** Start of Data shown **
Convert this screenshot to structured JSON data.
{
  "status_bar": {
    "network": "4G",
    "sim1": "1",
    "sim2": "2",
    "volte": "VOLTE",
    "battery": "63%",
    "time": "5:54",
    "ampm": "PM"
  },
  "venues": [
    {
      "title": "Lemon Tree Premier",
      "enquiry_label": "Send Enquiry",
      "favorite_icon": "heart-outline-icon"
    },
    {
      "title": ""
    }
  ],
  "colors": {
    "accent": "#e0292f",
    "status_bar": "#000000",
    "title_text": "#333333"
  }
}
** End of Data shown **
** Start of Data shown **
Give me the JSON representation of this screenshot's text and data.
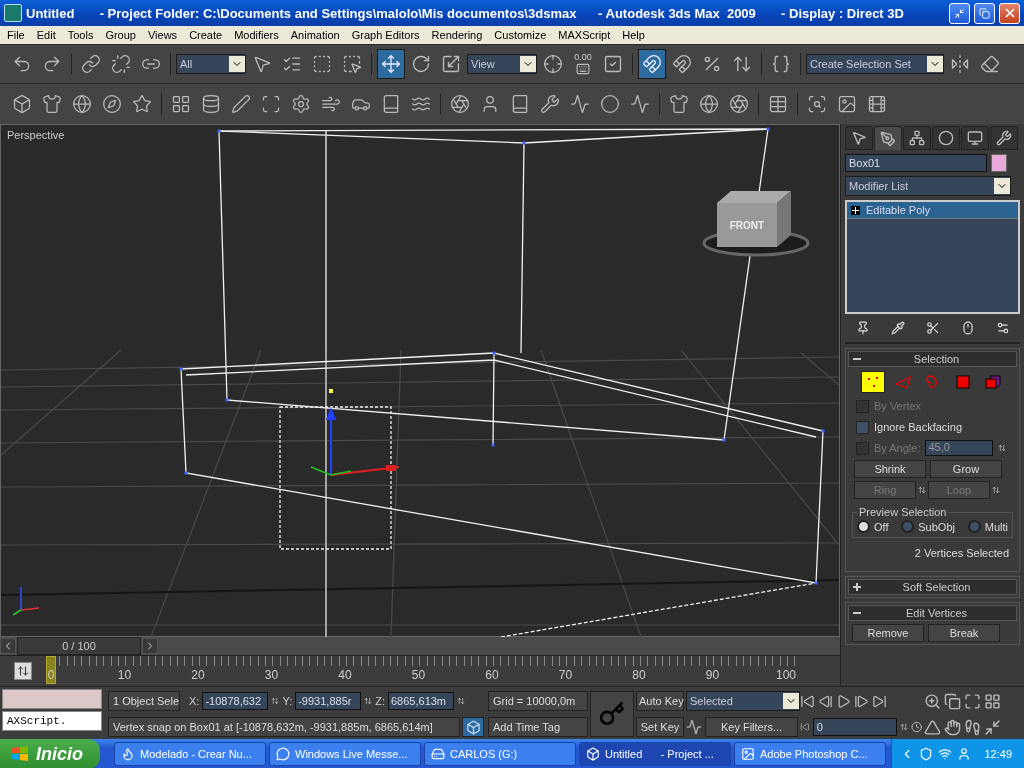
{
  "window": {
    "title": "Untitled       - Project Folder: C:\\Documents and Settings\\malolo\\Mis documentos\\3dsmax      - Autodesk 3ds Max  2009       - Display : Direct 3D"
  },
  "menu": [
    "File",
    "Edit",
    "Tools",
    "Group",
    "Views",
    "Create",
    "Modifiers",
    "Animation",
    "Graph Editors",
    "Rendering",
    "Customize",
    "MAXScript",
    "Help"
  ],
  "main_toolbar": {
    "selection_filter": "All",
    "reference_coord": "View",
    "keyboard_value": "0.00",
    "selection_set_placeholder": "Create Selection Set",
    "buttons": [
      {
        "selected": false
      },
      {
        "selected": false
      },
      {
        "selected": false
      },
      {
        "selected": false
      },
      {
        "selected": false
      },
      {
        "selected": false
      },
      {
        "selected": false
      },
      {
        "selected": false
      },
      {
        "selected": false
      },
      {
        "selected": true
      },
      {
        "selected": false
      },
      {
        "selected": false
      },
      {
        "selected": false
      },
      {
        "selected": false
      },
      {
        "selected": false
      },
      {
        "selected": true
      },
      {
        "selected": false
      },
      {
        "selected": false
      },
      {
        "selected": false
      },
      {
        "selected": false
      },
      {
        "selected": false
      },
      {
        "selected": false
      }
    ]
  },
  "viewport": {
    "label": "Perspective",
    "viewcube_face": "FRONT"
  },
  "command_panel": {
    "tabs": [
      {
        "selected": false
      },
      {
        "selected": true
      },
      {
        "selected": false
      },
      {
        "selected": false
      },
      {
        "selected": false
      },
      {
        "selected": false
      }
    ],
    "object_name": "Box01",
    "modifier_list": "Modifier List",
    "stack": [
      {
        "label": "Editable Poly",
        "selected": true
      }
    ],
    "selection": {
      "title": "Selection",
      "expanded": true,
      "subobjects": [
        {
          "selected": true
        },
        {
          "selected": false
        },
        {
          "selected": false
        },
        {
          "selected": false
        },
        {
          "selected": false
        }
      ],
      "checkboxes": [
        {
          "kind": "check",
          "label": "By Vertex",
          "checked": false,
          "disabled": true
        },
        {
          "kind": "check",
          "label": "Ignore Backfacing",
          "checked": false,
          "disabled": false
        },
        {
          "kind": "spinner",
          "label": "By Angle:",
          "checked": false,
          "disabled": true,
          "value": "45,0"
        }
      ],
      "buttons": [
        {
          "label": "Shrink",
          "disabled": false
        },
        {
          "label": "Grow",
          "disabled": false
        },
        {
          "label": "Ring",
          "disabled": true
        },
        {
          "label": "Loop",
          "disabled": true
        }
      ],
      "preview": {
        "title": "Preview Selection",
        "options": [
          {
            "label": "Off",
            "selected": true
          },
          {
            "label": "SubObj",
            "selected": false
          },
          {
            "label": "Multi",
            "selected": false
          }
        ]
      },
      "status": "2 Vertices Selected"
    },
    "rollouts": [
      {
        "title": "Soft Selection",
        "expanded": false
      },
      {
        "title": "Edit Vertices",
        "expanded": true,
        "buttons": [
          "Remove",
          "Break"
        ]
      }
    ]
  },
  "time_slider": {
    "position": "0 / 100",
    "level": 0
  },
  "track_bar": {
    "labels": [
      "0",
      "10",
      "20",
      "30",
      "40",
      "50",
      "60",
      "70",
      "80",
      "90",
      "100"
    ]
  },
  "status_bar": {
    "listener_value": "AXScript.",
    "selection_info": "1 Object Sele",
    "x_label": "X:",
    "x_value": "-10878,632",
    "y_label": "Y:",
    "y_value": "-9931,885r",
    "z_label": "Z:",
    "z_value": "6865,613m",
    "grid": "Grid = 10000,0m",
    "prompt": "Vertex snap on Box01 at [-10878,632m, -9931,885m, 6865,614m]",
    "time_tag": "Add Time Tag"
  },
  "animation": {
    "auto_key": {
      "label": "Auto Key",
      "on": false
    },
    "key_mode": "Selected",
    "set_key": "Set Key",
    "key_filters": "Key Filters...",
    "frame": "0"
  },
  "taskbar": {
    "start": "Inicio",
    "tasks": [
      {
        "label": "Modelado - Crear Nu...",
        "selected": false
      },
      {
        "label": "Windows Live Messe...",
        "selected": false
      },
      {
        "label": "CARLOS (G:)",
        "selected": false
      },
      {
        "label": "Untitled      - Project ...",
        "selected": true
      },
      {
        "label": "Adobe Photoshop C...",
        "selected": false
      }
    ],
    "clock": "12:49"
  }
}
** End of Data shown **
** Start of Data shown **
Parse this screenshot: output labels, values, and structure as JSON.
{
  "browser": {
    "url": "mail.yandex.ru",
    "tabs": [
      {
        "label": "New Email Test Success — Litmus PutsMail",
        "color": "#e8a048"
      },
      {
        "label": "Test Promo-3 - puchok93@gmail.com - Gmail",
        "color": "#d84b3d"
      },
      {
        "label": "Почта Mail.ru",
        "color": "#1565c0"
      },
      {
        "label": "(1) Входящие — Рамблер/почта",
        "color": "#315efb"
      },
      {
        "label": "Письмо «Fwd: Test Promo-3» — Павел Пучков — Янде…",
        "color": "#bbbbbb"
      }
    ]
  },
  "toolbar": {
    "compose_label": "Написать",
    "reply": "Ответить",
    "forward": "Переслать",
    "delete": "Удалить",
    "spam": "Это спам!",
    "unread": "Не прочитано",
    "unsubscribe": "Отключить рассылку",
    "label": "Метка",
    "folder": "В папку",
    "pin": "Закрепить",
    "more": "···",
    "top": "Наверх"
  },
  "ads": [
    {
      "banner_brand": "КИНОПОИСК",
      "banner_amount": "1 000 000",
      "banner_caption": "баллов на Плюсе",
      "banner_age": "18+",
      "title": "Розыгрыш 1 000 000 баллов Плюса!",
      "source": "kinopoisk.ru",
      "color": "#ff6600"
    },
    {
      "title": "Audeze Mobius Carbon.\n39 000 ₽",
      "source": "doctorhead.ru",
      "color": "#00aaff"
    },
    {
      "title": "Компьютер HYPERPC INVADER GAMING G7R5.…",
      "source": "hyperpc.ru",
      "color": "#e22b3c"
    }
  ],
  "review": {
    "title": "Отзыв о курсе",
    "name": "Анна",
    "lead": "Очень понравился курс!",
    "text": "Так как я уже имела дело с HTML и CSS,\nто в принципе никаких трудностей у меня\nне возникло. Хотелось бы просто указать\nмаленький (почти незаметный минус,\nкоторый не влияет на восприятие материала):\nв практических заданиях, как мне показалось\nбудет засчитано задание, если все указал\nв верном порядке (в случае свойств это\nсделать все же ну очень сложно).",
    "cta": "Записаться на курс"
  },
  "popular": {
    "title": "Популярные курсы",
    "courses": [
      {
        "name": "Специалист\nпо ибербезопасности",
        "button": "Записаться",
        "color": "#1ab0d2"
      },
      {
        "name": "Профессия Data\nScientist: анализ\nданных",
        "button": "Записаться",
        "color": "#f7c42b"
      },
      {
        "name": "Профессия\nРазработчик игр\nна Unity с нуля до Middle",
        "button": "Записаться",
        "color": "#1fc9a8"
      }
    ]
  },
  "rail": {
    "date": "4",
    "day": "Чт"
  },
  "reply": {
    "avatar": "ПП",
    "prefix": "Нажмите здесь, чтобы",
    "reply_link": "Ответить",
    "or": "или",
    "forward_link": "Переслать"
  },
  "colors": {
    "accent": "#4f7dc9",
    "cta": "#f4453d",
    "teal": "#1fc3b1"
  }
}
** End of Data shown **
Check the data for the word "Vertices" and pull out the lines that have it.

# Expected answer:
      "status": "2 Vertices Selected"
        "title": "Edit Vertices",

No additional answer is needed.